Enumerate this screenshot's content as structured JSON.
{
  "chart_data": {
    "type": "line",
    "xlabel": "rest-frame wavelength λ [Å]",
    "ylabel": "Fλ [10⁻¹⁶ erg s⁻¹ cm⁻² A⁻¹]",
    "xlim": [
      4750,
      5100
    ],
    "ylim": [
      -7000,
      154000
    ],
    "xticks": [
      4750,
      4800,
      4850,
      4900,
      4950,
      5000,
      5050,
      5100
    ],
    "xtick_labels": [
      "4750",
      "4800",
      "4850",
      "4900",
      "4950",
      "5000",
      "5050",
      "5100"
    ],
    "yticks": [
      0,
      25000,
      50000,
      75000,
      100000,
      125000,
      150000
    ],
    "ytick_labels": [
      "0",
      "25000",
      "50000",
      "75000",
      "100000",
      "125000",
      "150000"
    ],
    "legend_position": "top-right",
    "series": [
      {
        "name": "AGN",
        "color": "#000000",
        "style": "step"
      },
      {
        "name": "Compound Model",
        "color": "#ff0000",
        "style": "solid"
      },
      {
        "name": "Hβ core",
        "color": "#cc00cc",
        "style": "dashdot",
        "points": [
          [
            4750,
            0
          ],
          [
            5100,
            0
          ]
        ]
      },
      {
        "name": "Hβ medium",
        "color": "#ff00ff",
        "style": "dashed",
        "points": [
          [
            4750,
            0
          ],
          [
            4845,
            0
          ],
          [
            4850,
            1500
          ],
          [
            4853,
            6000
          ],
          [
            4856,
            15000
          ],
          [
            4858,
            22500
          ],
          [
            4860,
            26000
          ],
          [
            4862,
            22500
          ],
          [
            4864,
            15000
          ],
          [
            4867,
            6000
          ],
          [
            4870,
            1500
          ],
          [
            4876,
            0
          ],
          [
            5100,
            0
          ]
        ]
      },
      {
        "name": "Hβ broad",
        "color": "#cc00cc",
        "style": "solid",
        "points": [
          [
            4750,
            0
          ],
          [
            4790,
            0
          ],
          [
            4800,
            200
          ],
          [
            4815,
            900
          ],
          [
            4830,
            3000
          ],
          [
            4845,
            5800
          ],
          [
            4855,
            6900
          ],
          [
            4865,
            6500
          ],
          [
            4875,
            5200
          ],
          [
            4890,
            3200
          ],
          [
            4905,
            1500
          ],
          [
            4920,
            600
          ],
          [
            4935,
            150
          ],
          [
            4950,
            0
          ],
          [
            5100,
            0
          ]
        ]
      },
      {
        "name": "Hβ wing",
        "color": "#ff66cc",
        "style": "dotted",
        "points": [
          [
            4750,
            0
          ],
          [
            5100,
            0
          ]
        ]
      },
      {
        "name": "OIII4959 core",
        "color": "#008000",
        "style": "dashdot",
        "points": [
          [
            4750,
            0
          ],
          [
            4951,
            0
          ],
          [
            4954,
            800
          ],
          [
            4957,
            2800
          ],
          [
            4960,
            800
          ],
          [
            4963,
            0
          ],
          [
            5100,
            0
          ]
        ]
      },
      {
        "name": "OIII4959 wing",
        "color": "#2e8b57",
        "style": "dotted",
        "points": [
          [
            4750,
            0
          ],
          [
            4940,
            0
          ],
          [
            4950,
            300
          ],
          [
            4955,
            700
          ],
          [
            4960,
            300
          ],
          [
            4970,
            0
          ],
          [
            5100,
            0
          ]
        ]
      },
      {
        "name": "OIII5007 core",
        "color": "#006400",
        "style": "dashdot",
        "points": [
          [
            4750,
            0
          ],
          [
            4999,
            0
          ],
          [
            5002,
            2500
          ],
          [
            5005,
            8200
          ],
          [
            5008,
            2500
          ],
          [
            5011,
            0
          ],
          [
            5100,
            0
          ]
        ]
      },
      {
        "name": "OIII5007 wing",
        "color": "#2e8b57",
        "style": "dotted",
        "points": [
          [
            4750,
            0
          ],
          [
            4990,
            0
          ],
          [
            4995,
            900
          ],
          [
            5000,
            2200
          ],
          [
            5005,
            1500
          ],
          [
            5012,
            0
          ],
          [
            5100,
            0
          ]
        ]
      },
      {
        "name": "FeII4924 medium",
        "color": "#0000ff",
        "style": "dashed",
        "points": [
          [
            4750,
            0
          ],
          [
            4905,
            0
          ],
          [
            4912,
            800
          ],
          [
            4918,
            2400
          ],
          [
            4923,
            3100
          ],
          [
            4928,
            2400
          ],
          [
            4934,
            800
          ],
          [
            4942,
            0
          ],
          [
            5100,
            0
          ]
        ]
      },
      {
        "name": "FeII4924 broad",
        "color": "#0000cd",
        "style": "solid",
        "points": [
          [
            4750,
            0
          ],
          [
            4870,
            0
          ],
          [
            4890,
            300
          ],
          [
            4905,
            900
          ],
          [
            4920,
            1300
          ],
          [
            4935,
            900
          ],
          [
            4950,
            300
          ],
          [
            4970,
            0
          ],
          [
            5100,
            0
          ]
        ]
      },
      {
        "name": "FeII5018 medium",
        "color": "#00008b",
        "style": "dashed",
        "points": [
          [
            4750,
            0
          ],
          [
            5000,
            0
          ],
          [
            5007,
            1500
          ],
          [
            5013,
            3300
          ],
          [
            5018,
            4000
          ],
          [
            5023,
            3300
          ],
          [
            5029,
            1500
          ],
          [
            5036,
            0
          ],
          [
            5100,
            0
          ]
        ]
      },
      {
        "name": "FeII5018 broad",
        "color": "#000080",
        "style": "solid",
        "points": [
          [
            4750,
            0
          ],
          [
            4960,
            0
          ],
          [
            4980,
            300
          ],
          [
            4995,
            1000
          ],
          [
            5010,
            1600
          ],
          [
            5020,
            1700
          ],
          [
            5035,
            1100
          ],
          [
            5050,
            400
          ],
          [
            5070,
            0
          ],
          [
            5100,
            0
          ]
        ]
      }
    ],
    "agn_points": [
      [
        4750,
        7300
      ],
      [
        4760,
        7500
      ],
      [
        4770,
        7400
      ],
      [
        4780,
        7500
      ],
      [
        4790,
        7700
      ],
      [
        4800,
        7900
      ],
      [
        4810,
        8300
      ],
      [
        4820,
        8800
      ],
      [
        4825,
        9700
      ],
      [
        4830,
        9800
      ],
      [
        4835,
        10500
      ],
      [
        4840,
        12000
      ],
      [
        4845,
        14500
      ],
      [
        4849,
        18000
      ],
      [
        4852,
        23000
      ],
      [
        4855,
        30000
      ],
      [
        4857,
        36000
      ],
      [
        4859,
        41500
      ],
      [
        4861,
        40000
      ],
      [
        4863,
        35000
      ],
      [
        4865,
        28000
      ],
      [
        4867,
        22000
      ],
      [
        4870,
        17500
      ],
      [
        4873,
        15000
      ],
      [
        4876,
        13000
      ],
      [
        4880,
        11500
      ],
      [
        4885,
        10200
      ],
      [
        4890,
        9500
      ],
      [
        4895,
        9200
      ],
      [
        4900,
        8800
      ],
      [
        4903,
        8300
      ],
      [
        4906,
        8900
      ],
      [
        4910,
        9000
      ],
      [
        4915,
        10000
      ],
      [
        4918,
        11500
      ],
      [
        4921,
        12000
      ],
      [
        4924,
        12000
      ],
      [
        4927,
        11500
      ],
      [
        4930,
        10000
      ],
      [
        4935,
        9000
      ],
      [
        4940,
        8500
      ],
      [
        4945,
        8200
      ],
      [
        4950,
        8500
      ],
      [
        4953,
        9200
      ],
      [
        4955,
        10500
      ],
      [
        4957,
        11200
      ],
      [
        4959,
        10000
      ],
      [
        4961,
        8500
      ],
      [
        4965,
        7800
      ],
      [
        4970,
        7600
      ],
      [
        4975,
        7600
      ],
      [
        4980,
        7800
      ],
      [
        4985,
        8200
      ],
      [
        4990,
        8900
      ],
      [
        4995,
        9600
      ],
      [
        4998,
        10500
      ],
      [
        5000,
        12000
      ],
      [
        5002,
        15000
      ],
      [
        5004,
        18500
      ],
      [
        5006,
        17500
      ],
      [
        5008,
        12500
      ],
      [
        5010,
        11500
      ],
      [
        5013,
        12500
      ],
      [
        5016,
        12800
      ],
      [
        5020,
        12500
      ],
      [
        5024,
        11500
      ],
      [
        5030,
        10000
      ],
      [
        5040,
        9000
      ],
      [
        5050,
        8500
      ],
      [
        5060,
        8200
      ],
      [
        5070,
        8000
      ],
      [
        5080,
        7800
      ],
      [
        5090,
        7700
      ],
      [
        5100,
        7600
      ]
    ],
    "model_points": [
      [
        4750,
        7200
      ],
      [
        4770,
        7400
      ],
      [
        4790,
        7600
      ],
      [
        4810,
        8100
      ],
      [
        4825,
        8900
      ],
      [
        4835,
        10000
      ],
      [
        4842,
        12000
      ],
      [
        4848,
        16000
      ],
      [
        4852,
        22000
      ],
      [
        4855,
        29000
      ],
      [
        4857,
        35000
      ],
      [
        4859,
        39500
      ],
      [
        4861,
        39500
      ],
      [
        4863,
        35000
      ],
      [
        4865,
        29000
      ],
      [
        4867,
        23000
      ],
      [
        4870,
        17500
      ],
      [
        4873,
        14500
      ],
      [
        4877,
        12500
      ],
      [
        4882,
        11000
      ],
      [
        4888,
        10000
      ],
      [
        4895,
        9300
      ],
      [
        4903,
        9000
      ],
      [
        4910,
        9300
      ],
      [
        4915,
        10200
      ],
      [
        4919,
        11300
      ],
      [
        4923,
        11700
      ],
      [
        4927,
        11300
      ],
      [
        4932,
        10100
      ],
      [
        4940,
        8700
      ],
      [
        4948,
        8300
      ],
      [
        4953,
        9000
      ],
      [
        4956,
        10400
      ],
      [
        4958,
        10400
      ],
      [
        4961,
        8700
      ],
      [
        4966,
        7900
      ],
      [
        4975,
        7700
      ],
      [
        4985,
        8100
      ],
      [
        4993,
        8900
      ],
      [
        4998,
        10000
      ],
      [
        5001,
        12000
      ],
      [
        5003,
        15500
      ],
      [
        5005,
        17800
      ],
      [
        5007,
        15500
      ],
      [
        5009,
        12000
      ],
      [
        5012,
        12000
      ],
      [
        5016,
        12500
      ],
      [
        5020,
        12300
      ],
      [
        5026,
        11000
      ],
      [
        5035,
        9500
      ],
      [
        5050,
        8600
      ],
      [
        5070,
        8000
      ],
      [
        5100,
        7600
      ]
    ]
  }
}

........

Note each line of the entries that has "medium" in it, and copy those lines.

        "name": "Hβ medium",
        "name": "FeII4924 medium",
        "name": "FeII5018 medium",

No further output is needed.